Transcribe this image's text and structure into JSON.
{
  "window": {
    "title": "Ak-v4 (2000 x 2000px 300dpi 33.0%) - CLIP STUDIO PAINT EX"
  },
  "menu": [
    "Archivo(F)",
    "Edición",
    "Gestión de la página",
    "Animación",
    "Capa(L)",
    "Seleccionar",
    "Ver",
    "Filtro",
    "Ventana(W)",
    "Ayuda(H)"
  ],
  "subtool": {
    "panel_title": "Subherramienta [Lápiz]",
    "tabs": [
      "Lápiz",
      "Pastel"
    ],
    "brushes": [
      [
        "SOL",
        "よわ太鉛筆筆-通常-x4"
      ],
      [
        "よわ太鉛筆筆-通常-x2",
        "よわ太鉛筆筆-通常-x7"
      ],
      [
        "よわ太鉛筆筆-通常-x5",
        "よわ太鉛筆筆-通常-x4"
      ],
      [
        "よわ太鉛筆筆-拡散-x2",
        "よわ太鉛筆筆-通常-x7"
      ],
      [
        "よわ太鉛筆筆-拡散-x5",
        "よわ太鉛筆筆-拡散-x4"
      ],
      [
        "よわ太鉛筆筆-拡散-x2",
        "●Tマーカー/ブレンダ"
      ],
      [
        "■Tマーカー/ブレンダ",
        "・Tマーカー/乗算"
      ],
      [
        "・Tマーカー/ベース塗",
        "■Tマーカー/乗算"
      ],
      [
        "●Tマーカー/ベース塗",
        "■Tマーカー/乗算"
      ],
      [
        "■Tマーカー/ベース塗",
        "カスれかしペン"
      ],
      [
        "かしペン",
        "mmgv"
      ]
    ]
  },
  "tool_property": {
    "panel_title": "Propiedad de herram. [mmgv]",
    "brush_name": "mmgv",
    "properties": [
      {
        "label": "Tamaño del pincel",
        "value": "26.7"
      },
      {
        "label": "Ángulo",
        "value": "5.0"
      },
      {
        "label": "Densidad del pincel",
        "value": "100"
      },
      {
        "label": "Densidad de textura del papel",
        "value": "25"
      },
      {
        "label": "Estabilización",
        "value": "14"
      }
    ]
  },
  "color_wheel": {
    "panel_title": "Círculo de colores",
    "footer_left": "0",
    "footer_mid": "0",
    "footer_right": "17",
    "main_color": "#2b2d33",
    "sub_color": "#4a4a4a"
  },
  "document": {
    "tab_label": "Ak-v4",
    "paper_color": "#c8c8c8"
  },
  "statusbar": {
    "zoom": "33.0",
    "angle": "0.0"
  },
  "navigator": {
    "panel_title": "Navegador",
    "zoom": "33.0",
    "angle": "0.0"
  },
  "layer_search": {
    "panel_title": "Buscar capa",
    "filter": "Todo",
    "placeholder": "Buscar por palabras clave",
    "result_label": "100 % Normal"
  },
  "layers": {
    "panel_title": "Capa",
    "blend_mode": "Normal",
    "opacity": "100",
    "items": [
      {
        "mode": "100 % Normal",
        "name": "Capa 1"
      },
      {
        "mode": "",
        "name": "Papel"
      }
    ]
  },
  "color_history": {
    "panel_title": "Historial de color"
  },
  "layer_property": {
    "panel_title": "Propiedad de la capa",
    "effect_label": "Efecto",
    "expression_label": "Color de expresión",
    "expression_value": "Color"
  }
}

__Problem details__
Report all lines of the material that contain the word "Tマーカー".

__Solution below__
        "●Tマーカー/ブレンダ"
        "■Tマーカー/ブレンダ",
        "・Tマーカー/乗算"
        "・Tマーカー/ベース塗",
        "■Tマーカー/乗算"
        "●Tマーカー/ベース塗",
        "■Tマーカー/乗算"
        "■Tマーカー/ベース塗",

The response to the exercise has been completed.